* [Supplied material]:
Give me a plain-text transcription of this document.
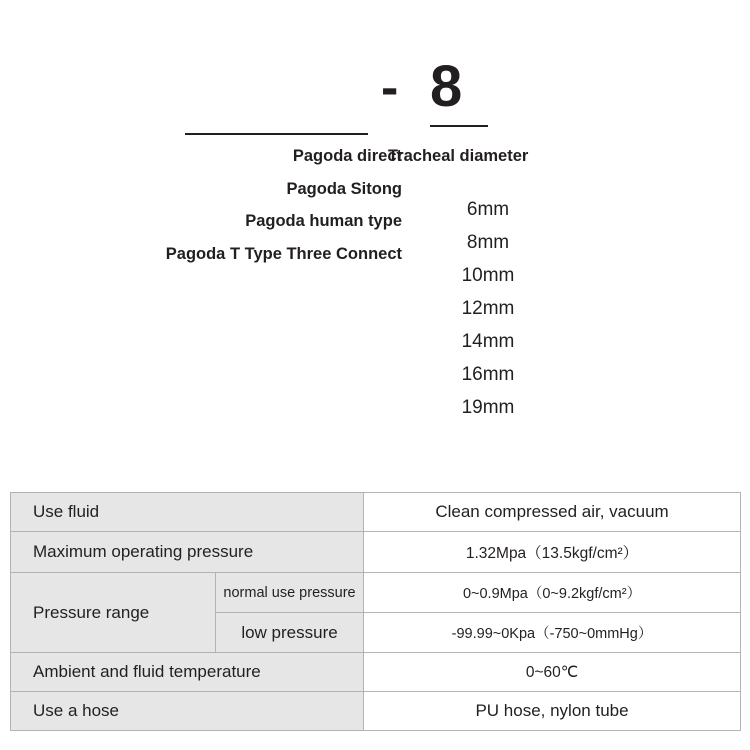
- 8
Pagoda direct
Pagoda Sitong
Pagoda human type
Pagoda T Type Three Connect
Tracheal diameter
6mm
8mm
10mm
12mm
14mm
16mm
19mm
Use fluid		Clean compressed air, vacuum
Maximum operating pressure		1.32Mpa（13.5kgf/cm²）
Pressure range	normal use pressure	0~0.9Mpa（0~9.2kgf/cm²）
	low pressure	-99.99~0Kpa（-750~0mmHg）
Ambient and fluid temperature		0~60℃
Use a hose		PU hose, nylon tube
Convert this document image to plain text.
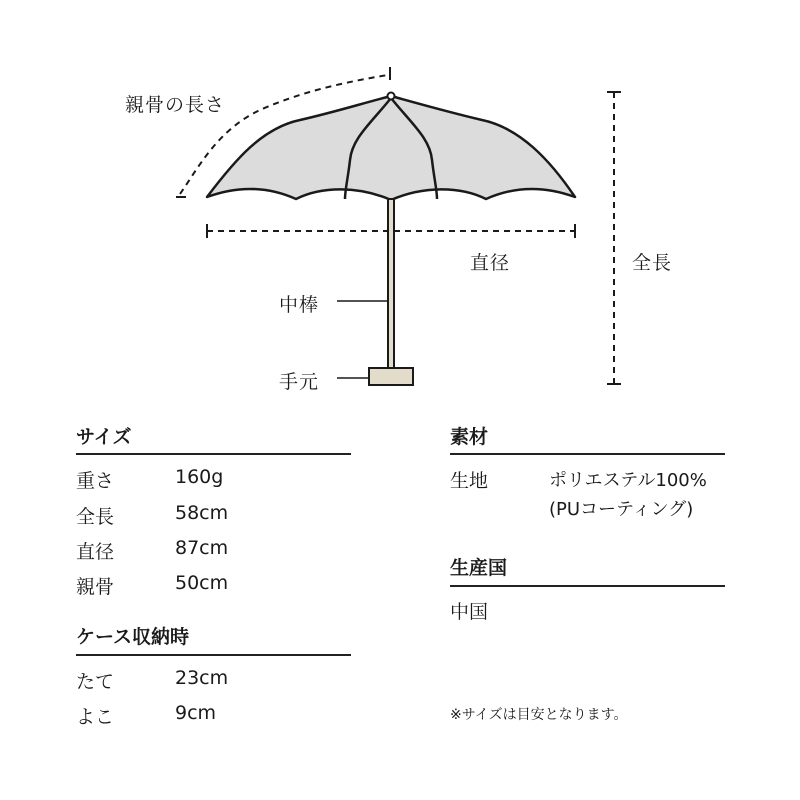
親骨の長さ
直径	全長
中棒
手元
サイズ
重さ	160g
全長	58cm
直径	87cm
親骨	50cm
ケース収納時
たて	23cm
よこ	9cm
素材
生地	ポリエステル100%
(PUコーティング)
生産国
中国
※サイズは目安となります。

* [Instruction]: Each line from the one that contains "Convert this document image to plain text." through the end of the records should be restated exactly; include both end lines and leave any pictures out.

* [Expected answer]:
Convert this document image to plain text.
親骨の長さ
直径	全長
中棒
手元
サイズ
重さ	160g
全長	58cm
直径	87cm
親骨	50cm
ケース収納時
たて	23cm
よこ	9cm
素材
生地	ポリエステル100%
(PUコーティング)
生産国
中国
※サイズは目安となります。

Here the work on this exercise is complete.